## Given entries

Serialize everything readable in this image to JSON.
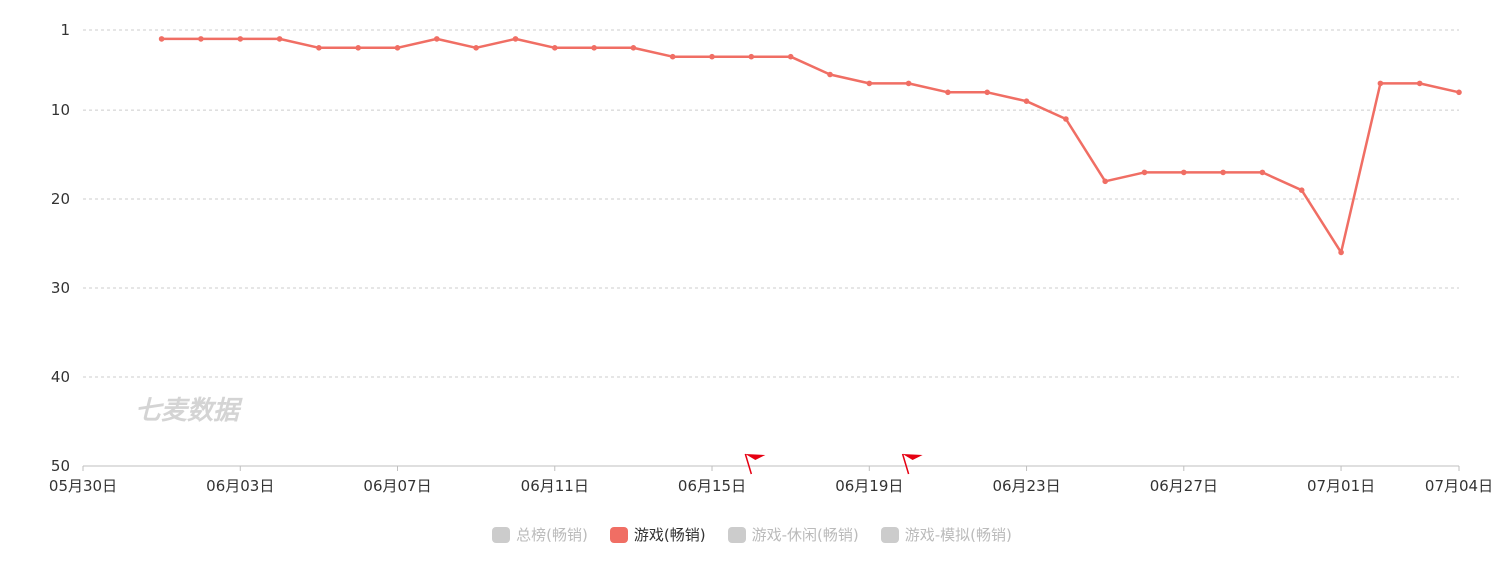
{
  "watermark": "七麦数据",
  "colors": {
    "line": "#f06e64",
    "grid": "#cccccc",
    "axis": "#bfbfbf",
    "inactive": "#cccccc",
    "flag": "#e60012",
    "text": "#333333"
  },
  "legend": [
    {
      "label": "总榜(畅销)",
      "active": false
    },
    {
      "label": "游戏(畅销)",
      "active": true
    },
    {
      "label": "游戏-休闲(畅销)",
      "active": false
    },
    {
      "label": "游戏-模拟(畅销)",
      "active": false
    }
  ],
  "chart_data": {
    "type": "line",
    "y_inverted": true,
    "ylim": [
      1,
      50
    ],
    "yticks": [
      1,
      10,
      20,
      30,
      40,
      50
    ],
    "xlim": [
      "2022-05-30",
      "2022-07-04"
    ],
    "xticks": [
      "05月30日",
      "06月03日",
      "06月07日",
      "06月11日",
      "06月15日",
      "06月19日",
      "06月23日",
      "06月27日",
      "07月01日",
      "07月04日"
    ],
    "grid": true,
    "legend_position": "bottom",
    "flags": [
      "06月16日",
      "06月20日"
    ],
    "series": [
      {
        "name": "游戏(畅销)",
        "x": [
          "06月01日",
          "06月02日",
          "06月03日",
          "06月04日",
          "06月05日",
          "06月06日",
          "06月07日",
          "06月08日",
          "06月09日",
          "06月10日",
          "06月11日",
          "06月12日",
          "06月13日",
          "06月14日",
          "06月15日",
          "06月16日",
          "06月17日",
          "06月18日",
          "06月19日",
          "06月20日",
          "06月21日",
          "06月22日",
          "06月23日",
          "06月24日",
          "06月25日",
          "06月26日",
          "06月27日",
          "06月28日",
          "06月29日",
          "06月30日",
          "07月01日",
          "07月02日",
          "07月03日",
          "07月04日"
        ],
        "values": [
          2,
          2,
          2,
          2,
          3,
          3,
          3,
          2,
          3,
          2,
          3,
          3,
          3,
          4,
          4,
          4,
          4,
          6,
          7,
          7,
          8,
          8,
          9,
          11,
          18,
          17,
          17,
          17,
          17,
          19,
          26,
          7,
          7,
          8
        ]
      }
    ]
  }
}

## Request
Using the entries above, return each line in which the word "true" occurs.

## Reply to the task
      "active": true
    "y_inverted": true,
    "grid": true,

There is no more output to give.